Chart and figure data

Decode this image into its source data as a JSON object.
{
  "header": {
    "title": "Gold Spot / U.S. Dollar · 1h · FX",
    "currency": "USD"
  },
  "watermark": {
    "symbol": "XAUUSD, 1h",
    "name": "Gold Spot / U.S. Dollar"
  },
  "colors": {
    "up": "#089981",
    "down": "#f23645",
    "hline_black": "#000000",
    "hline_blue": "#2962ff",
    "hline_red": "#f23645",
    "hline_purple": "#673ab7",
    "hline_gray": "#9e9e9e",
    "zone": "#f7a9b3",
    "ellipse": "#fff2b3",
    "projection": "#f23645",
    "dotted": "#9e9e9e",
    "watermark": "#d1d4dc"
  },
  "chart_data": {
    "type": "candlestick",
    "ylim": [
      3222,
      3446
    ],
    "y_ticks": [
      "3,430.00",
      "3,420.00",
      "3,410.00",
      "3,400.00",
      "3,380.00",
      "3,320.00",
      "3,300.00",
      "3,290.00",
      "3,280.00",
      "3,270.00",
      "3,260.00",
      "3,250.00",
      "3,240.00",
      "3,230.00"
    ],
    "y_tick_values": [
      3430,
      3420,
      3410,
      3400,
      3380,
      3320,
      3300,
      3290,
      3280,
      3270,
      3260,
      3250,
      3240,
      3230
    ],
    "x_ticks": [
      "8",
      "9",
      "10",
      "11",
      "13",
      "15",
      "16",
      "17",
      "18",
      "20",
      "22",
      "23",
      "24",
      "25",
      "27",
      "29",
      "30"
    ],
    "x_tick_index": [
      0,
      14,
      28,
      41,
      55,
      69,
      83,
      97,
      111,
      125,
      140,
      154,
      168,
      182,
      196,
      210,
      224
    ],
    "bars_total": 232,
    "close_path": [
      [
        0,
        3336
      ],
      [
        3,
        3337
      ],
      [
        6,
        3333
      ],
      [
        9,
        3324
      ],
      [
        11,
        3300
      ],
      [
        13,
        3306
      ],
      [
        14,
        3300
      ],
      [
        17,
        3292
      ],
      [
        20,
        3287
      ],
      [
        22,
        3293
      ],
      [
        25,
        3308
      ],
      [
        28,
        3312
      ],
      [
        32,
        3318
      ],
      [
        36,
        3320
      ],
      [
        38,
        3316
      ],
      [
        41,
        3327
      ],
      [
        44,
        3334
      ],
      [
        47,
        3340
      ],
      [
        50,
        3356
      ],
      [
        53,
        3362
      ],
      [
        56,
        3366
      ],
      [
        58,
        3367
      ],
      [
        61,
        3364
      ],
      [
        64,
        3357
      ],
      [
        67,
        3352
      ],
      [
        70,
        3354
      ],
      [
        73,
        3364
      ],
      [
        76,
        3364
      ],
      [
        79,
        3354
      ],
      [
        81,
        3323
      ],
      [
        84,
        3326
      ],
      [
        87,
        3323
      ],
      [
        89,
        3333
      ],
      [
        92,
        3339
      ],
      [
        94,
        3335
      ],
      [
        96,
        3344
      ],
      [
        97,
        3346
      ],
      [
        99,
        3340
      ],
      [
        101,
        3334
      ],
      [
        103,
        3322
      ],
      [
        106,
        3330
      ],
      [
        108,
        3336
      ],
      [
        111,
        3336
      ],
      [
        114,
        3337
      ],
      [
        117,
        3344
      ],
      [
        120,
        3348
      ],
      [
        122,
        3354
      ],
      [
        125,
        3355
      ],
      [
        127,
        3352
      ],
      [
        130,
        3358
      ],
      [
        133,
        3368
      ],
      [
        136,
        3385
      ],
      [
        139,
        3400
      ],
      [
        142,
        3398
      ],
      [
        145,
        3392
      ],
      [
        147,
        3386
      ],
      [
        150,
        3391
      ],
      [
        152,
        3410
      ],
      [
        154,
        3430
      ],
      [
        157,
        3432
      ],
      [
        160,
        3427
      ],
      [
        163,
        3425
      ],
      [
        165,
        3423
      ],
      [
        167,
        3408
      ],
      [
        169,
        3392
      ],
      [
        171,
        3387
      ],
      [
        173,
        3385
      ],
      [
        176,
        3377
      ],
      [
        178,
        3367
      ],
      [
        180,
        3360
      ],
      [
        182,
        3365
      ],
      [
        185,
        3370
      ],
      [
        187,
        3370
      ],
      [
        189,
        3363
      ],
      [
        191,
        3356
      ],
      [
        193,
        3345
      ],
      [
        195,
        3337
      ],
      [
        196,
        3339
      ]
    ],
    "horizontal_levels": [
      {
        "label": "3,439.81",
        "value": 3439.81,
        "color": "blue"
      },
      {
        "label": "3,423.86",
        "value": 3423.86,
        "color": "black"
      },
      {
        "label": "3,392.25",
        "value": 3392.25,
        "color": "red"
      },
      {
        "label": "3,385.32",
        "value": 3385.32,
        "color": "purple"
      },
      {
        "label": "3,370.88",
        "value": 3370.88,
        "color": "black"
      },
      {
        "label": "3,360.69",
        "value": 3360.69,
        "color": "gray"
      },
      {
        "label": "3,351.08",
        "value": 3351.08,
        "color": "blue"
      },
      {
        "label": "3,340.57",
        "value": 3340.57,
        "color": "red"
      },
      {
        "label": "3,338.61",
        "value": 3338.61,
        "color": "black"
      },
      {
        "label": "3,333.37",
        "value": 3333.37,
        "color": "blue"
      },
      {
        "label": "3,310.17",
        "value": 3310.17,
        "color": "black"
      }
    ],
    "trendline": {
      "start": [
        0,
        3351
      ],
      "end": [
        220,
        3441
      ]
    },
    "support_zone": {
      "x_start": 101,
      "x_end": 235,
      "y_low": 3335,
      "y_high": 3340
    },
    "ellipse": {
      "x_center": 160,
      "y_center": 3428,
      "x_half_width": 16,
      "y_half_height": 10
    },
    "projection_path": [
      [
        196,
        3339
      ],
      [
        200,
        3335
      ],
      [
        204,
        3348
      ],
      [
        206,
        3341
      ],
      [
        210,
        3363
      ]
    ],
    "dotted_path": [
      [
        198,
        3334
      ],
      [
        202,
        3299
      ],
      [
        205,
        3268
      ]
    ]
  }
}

* [Exercise aim] Return each entry from the material above exactly as it appears.

* [Correct result]
Decode this image into its source data as a JSON object.
{
  "header": {
    "title": "Gold Spot / U.S. Dollar · 1h · FX",
    "currency": "USD"
  },
  "watermark": {
    "symbol": "XAUUSD, 1h",
    "name": "Gold Spot / U.S. Dollar"
  },
  "colors": {
    "up": "#089981",
    "down": "#f23645",
    "hline_black": "#000000",
    "hline_blue": "#2962ff",
    "hline_red": "#f23645",
    "hline_purple": "#673ab7",
    "hline_gray": "#9e9e9e",
    "zone": "#f7a9b3",
    "ellipse": "#fff2b3",
    "projection": "#f23645",
    "dotted": "#9e9e9e",
    "watermark": "#d1d4dc"
  },
  "chart_data": {
    "type": "candlestick",
    "ylim": [
      3222,
      3446
    ],
    "y_ticks": [
      "3,430.00",
      "3,420.00",
      "3,410.00",
      "3,400.00",
      "3,380.00",
      "3,320.00",
      "3,300.00",
      "3,290.00",
      "3,280.00",
      "3,270.00",
      "3,260.00",
      "3,250.00",
      "3,240.00",
      "3,230.00"
    ],
    "y_tick_values": [
      3430,
      3420,
      3410,
      3400,
      3380,
      3320,
      3300,
      3290,
      3280,
      3270,
      3260,
      3250,
      3240,
      3230
    ],
    "x_ticks": [
      "8",
      "9",
      "10",
      "11",
      "13",
      "15",
      "16",
      "17",
      "18",
      "20",
      "22",
      "23",
      "24",
      "25",
      "27",
      "29",
      "30"
    ],
    "x_tick_index": [
      0,
      14,
      28,
      41,
      55,
      69,
      83,
      97,
      111,
      125,
      140,
      154,
      168,
      182,
      196,
      210,
      224
    ],
    "bars_total": 232,
    "close_path": [
      [
        0,
        3336
      ],
      [
        3,
        3337
      ],
      [
        6,
        3333
      ],
      [
        9,
        3324
      ],
      [
        11,
        3300
      ],
      [
        13,
        3306
      ],
      [
        14,
        3300
      ],
      [
        17,
        3292
      ],
      [
        20,
        3287
      ],
      [
        22,
        3293
      ],
      [
        25,
        3308
      ],
      [
        28,
        3312
      ],
      [
        32,
        3318
      ],
      [
        36,
        3320
      ],
      [
        38,
        3316
      ],
      [
        41,
        3327
      ],
      [
        44,
        3334
      ],
      [
        47,
        3340
      ],
      [
        50,
        3356
      ],
      [
        53,
        3362
      ],
      [
        56,
        3366
      ],
      [
        58,
        3367
      ],
      [
        61,
        3364
      ],
      [
        64,
        3357
      ],
      [
        67,
        3352
      ],
      [
        70,
        3354
      ],
      [
        73,
        3364
      ],
      [
        76,
        3364
      ],
      [
        79,
        3354
      ],
      [
        81,
        3323
      ],
      [
        84,
        3326
      ],
      [
        87,
        3323
      ],
      [
        89,
        3333
      ],
      [
        92,
        3339
      ],
      [
        94,
        3335
      ],
      [
        96,
        3344
      ],
      [
        97,
        3346
      ],
      [
        99,
        3340
      ],
      [
        101,
        3334
      ],
      [
        103,
        3322
      ],
      [
        106,
        3330
      ],
      [
        108,
        3336
      ],
      [
        111,
        3336
      ],
      [
        114,
        3337
      ],
      [
        117,
        3344
      ],
      [
        120,
        3348
      ],
      [
        122,
        3354
      ],
      [
        125,
        3355
      ],
      [
        127,
        3352
      ],
      [
        130,
        3358
      ],
      [
        133,
        3368
      ],
      [
        136,
        3385
      ],
      [
        139,
        3400
      ],
      [
        142,
        3398
      ],
      [
        145,
        3392
      ],
      [
        147,
        3386
      ],
      [
        150,
        3391
      ],
      [
        152,
        3410
      ],
      [
        154,
        3430
      ],
      [
        157,
        3432
      ],
      [
        160,
        3427
      ],
      [
        163,
        3425
      ],
      [
        165,
        3423
      ],
      [
        167,
        3408
      ],
      [
        169,
        3392
      ],
      [
        171,
        3387
      ],
      [
        173,
        3385
      ],
      [
        176,
        3377
      ],
      [
        178,
        3367
      ],
      [
        180,
        3360
      ],
      [
        182,
        3365
      ],
      [
        185,
        3370
      ],
      [
        187,
        3370
      ],
      [
        189,
        3363
      ],
      [
        191,
        3356
      ],
      [
        193,
        3345
      ],
      [
        195,
        3337
      ],
      [
        196,
        3339
      ]
    ],
    "horizontal_levels": [
      {
        "label": "3,439.81",
        "value": 3439.81,
        "color": "blue"
      },
      {
        "label": "3,423.86",
        "value": 3423.86,
        "color": "black"
      },
      {
        "label": "3,392.25",
        "value": 3392.25,
        "color": "red"
      },
      {
        "label": "3,385.32",
        "value": 3385.32,
        "color": "purple"
      },
      {
        "label": "3,370.88",
        "value": 3370.88,
        "color": "black"
      },
      {
        "label": "3,360.69",
        "value": 3360.69,
        "color": "gray"
      },
      {
        "label": "3,351.08",
        "value": 3351.08,
        "color": "blue"
      },
      {
        "label": "3,340.57",
        "value": 3340.57,
        "color": "red"
      },
      {
        "label": "3,338.61",
        "value": 3338.61,
        "color": "black"
      },
      {
        "label": "3,333.37",
        "value": 3333.37,
        "color": "blue"
      },
      {
        "label": "3,310.17",
        "value": 3310.17,
        "color": "black"
      }
    ],
    "trendline": {
      "start": [
        0,
        3351
      ],
      "end": [
        220,
        3441
      ]
    },
    "support_zone": {
      "x_start": 101,
      "x_end": 235,
      "y_low": 3335,
      "y_high": 3340
    },
    "ellipse": {
      "x_center": 160,
      "y_center": 3428,
      "x_half_width": 16,
      "y_half_height": 10
    },
    "projection_path": [
      [
        196,
        3339
      ],
      [
        200,
        3335
      ],
      [
        204,
        3348
      ],
      [
        206,
        3341
      ],
      [
        210,
        3363
      ]
    ],
    "dotted_path": [
      [
        198,
        3334
      ],
      [
        202,
        3299
      ],
      [
        205,
        3268
      ]
    ]
  }
}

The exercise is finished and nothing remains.